→ **ЦЕЛЬ ЗАДАНИЯ**: Согласуются ли с текстом об Альберте Ивановиче Ехалове утверждения (a) «Альберт Иванович родился в одном из Карагандинских лагерей», (b) «фамилию Альберту выбрала мама» и (c) «себя он начал ощущать лет в четыре»? Для каждого ответьте «да» или «нет» и дословно процитируйте решающие слова текста.

→ **ТЕКСТ ДЛЯ ЧТЕНИЯ**:
Стены маленькой квартиры в обычной новосибирской пятиэтажке украшены акварелями: сибирские пейзажи, портреты, натюрморты и совершенно фантастические сюжеты сотворения мира. Хозяин по-немецки опрятен, собран, и по-русски искренен. Альберту Ивановичу Ехалову чуть за восемьдесят, но, беседуя с ним, не чувствуешь «груз лет» – передо мной человек, увлечённый и увлекающийся, постоянно открывающий что-то новое и безумно любящий жизнь.

– Я верю, что имя человека влияет на его судьбу. Вот говорят: что в имени тебе моём? Мама назвала меня Альбертом, а отец настоял на своей, русской фамилии. И эта «мелочь», без преувеличения, спасла мне жизнь. Потому что в военные и послевоенные годы в детском доме с немецкой фамилией Майн моя судьба сложилась бы совершенно иначе.

– Но ваше детство и с русской фамилией счастливым не назовёшь.

– Да, я родился в одном из Карагандинских лагерей, где мама отбывала срок по статье 54-10 УК РСФСР. До двух, возможно, трёх лет находился в яслях при лагере. Матерям разрешалось приходить несколько раз в день на кормление, а в остальное время они работали, как все заключённые. А мы, дети, оставались одни. Я совершенно не помню взрослых рядом с нами. Раннее детство ассоциируется только с холодом и каким-то пронзительным одиночеством.

«В яслях холодно. Ветер дует в окно и в дверь кормилки. Алик прижался ко мне, как мышка, даже лапочки свои не вытаскивает. Бедные детки, холодно им. Как часто он выходит ко мне синенький. Да, январь месяц был у нас тяжёлый: холодно и голодно. Кормить ребёнка семь раз и получать 200 грамм хлеба и один раз горячее питание в 9 вечера – тяжело. Но ни холод, ни голод, ни условия жизни – ничего мне не страшно, всё с лёгкостью переношу. Это всё временно».

(Из дневника Софии Петровны Майн. 02.02.1942 г.)

– А с какого времени вы помните себя?

– Я начал себя ощущать лет в 6-7. Ощущать, как личность, как человека, чья жизнь имеет ценность.

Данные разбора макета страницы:
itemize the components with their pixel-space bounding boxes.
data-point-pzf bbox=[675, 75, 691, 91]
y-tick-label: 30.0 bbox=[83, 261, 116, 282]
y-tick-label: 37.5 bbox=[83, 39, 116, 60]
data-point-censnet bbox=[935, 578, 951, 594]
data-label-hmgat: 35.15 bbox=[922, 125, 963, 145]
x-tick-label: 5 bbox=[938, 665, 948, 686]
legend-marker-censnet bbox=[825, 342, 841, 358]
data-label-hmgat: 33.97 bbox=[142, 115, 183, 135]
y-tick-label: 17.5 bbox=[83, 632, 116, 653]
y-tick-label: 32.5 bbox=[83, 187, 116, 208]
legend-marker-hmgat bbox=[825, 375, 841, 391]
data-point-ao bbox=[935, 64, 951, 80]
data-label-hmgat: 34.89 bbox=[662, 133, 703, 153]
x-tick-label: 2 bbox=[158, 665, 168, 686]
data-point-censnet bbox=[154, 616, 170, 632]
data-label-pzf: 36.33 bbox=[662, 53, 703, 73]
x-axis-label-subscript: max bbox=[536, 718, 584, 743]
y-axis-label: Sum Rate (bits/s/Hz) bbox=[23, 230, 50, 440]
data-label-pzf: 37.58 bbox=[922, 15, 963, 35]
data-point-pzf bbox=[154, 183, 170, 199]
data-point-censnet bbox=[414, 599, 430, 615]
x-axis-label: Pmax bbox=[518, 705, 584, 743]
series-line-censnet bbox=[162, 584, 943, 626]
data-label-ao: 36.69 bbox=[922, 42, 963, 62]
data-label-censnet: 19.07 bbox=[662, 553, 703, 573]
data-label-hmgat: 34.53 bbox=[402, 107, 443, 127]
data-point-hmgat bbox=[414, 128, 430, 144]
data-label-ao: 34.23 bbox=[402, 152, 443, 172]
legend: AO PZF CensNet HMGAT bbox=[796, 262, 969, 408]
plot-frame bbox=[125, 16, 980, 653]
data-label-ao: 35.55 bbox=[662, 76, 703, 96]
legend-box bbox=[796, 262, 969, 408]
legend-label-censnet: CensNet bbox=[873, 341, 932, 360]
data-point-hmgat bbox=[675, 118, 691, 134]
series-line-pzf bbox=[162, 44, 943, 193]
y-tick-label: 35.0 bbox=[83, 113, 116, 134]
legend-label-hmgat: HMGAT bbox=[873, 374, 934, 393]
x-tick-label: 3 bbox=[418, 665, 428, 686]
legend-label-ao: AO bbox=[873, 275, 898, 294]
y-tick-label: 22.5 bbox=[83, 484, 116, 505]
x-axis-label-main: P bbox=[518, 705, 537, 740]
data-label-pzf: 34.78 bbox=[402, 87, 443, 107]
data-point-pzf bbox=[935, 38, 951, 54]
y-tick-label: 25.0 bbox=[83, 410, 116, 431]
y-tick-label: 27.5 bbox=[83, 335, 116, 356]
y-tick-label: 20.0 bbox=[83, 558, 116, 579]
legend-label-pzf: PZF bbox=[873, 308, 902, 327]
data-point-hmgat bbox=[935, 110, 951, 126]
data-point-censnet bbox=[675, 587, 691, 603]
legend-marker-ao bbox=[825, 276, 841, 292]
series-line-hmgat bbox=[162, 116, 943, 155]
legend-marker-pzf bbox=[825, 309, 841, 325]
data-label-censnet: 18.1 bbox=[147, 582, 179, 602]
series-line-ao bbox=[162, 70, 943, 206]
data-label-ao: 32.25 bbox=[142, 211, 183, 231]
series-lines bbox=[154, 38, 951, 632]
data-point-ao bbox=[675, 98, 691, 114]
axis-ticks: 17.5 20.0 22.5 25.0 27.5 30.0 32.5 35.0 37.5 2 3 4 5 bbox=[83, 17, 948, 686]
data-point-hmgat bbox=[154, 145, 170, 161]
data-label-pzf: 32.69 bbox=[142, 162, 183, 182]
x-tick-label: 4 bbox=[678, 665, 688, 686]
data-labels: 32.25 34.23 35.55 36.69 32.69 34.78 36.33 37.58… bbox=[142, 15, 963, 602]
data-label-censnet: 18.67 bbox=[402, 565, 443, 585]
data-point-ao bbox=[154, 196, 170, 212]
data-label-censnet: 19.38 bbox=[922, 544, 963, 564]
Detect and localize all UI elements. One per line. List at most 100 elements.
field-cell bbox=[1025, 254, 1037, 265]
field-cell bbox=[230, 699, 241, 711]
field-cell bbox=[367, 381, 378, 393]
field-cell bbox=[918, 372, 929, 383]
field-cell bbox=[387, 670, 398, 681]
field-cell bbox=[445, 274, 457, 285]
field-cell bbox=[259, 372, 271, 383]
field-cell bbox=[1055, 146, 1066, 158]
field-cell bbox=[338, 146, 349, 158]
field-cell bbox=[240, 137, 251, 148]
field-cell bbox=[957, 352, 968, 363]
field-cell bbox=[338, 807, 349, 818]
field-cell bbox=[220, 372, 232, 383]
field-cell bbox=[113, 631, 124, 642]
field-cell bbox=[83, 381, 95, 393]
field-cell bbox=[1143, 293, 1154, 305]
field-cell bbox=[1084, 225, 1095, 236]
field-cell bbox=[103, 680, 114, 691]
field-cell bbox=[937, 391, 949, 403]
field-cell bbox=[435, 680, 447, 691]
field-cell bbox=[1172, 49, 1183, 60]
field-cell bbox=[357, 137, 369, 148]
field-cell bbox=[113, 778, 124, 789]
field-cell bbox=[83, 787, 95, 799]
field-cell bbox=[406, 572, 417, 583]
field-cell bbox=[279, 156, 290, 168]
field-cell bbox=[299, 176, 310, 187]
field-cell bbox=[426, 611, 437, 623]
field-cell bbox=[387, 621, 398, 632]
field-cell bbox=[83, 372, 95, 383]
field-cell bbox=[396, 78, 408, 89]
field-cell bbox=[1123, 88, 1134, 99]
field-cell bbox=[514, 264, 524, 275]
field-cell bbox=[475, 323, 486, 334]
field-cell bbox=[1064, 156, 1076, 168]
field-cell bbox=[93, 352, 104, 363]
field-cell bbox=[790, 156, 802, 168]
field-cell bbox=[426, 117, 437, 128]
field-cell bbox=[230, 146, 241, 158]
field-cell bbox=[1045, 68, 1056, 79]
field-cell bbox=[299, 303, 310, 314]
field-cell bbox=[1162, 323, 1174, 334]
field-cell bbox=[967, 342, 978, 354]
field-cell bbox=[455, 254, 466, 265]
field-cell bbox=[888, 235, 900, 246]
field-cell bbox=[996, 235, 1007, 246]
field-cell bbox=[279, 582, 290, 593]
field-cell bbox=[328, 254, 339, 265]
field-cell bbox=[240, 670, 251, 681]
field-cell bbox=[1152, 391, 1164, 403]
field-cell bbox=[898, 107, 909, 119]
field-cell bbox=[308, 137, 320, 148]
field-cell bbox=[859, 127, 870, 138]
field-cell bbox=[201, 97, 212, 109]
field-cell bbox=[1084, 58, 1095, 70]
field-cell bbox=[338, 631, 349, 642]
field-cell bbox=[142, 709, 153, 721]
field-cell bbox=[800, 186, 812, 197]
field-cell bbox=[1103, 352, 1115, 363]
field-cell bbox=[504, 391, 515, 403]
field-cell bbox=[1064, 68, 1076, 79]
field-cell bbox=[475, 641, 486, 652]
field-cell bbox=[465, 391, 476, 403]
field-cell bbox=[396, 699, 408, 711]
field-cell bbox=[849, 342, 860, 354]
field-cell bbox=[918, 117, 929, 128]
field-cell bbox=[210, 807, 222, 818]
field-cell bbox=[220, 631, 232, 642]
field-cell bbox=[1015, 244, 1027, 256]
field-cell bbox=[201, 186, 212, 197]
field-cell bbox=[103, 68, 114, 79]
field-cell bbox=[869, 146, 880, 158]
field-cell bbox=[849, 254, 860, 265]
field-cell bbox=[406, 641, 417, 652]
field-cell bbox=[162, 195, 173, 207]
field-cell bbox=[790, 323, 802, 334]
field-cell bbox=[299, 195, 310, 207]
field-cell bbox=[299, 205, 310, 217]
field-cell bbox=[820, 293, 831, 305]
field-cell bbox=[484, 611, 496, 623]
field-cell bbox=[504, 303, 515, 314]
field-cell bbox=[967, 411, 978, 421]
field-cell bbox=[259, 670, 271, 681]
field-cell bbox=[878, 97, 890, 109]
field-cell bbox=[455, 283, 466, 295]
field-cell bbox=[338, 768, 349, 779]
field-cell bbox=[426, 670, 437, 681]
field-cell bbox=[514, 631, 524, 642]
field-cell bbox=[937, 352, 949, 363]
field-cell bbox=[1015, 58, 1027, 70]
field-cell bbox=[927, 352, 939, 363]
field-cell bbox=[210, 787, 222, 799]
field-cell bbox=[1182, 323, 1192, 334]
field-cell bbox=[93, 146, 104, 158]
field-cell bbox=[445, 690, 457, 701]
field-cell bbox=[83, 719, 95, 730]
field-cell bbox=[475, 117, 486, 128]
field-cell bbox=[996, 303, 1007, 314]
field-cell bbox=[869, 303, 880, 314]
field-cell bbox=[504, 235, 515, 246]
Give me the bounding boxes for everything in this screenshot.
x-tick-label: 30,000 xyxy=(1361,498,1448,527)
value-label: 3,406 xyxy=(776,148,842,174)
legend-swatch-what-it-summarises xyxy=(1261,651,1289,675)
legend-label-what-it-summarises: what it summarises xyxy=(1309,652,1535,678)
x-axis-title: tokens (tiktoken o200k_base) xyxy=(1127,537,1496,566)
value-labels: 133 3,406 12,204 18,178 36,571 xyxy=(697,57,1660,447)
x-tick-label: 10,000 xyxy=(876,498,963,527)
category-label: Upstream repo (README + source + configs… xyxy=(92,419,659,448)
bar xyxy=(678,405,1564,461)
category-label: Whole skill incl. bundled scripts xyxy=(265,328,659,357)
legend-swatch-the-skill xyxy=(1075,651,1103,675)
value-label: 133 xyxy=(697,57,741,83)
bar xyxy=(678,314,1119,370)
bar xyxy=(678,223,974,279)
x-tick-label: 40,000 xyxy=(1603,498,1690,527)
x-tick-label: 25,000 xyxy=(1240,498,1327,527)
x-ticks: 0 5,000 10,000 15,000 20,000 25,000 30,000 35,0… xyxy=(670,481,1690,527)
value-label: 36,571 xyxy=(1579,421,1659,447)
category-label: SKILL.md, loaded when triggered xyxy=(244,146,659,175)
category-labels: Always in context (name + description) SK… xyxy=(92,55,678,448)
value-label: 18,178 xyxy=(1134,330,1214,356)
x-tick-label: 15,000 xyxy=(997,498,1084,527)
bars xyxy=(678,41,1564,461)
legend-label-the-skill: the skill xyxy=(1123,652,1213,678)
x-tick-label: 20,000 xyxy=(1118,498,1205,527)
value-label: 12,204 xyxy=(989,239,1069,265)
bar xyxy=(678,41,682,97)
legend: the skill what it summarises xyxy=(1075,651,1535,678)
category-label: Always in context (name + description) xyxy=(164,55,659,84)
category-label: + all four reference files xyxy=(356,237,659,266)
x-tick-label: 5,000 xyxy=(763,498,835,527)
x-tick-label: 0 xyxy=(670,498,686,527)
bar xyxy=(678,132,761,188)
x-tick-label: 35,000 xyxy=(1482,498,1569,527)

→ **ОТВЕТ**:
(a) Да: «я родился в одном из Карагандинских лагерей».
(b) Нет: «Мама назвала меня Альбертом, а отец настоял на своей, русской фамилии».
(c) Нет: «Я начал себя ощущать лет в 6-7».